TASK STATEMENT: Only the lines holding the string "参考线和网格" are needed. Copy each one.

Saved entries:
------------------------------------------------------------------------

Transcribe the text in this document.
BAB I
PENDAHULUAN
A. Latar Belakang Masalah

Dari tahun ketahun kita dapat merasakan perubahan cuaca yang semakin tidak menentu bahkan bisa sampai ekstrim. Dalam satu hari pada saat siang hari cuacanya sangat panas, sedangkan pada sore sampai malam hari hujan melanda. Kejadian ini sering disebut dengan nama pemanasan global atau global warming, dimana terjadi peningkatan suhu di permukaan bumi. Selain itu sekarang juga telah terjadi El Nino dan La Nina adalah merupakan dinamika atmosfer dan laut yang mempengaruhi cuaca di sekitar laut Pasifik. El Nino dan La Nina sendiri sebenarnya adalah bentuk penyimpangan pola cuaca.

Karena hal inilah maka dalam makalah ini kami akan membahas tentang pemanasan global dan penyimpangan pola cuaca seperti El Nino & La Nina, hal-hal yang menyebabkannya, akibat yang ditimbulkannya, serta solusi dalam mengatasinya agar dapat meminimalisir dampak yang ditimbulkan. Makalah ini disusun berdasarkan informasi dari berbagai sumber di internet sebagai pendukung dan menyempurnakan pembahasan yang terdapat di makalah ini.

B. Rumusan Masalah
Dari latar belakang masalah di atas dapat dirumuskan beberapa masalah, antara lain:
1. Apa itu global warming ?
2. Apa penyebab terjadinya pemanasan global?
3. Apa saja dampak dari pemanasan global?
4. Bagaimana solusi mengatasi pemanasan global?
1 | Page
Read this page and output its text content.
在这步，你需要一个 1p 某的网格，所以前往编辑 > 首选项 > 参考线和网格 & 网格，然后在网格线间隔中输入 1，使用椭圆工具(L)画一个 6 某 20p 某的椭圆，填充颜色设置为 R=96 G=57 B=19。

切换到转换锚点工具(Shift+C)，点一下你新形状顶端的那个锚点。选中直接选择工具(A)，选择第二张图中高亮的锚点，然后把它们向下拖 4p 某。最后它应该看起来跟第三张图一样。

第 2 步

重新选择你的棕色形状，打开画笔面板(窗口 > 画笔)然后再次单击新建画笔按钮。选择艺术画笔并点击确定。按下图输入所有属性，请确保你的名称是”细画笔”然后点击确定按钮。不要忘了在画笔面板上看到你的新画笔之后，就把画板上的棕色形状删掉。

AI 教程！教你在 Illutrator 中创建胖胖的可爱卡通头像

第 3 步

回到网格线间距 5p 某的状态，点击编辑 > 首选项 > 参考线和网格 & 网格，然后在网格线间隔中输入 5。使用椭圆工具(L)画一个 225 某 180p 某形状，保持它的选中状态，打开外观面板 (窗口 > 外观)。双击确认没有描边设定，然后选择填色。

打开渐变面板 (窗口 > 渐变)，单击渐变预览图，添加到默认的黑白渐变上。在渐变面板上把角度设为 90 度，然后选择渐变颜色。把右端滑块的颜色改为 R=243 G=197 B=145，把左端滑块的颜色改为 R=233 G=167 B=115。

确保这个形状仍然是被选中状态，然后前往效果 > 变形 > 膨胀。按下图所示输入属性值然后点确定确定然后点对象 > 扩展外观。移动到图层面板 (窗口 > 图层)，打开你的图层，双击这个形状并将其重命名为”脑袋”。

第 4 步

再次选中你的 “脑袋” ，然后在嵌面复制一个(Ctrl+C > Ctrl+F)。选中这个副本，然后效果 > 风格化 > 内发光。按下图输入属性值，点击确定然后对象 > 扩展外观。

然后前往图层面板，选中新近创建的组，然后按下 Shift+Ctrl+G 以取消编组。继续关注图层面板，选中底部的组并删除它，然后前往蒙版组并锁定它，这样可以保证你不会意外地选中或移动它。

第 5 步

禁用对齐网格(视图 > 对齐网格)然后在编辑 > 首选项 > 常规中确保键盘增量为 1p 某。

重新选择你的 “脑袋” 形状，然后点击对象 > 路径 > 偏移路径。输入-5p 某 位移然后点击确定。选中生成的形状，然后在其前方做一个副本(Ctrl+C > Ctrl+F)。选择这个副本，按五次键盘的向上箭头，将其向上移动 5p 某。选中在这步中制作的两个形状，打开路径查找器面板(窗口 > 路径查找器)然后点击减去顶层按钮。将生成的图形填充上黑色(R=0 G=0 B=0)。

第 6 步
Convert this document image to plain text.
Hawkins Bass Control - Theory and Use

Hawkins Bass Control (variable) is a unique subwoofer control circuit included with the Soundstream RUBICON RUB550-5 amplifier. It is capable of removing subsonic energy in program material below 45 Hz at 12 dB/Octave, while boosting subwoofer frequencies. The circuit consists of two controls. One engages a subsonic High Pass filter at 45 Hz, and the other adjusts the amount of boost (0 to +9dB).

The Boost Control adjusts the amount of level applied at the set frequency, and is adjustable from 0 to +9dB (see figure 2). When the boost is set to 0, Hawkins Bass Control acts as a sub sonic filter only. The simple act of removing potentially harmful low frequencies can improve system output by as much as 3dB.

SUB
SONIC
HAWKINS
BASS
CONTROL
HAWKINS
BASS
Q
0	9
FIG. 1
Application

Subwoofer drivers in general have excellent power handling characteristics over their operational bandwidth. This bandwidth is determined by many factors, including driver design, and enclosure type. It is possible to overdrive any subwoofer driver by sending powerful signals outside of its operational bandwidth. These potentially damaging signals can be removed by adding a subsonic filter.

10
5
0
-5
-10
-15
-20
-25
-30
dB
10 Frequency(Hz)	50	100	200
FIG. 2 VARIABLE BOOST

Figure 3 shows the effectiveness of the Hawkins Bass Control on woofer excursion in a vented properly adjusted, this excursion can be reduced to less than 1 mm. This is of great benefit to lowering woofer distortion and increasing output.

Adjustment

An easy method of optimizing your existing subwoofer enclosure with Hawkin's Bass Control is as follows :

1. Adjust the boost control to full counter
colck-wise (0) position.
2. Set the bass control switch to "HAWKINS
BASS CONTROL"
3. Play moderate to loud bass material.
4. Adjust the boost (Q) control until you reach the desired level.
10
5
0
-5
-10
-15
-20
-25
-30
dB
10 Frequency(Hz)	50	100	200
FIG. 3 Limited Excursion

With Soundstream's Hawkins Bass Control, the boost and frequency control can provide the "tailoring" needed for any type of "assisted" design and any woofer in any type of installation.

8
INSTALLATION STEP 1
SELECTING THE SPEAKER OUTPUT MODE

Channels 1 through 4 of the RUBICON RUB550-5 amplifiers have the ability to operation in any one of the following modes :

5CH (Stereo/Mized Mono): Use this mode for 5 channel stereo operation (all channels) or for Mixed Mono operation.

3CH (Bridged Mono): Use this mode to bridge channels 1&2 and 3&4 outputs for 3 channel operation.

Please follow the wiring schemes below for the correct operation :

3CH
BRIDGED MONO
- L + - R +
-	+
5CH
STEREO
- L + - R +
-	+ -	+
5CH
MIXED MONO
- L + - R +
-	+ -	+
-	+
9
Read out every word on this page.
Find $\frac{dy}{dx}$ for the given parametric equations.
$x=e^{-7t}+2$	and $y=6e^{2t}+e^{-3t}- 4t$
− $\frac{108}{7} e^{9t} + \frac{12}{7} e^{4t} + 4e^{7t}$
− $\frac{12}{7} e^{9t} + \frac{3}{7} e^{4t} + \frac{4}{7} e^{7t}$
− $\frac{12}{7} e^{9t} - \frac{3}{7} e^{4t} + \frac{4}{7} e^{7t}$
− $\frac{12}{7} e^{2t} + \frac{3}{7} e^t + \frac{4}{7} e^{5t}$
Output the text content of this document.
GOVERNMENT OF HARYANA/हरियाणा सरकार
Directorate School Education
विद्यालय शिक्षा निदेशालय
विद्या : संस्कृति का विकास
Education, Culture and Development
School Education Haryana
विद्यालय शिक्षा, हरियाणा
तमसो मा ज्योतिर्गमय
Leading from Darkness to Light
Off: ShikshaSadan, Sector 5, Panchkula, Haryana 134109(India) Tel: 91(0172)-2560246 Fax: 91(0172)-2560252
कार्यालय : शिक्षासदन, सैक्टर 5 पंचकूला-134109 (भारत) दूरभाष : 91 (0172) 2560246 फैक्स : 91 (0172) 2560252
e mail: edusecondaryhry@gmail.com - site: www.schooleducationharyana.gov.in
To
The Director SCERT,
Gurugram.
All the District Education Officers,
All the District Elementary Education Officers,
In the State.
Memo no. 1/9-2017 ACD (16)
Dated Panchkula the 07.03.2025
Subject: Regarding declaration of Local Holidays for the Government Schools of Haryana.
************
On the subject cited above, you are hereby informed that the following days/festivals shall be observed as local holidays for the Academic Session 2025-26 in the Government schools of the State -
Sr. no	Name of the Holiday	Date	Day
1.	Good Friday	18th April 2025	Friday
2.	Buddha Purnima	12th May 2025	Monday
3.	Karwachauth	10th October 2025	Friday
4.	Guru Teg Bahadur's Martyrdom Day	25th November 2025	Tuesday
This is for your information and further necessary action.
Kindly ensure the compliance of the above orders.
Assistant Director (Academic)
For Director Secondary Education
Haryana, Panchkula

------------------------------------------------------------------------

ANSWER:
在这步，你需要一个 1p 某的网格，所以前往编辑 > 首选项 > 参考线和网格 & 网格，然后在网格线间隔中输入 1，使用椭圆工具(L)画一个 6 某 20p 某的椭圆，填充颜色设置为 R=96 G=57 B=19。
回到网格线间距 5p 某的状态，点击编辑 > 首选项 > 参考线和网格 & 网格，然后在网格线间隔中输入 5。使用椭圆工具(L)画一个 225 某 180p 某形状，保持它的选中状态，打开外观面板 (窗口 > 外观)。双击确认没有描边设定，然后选择填色。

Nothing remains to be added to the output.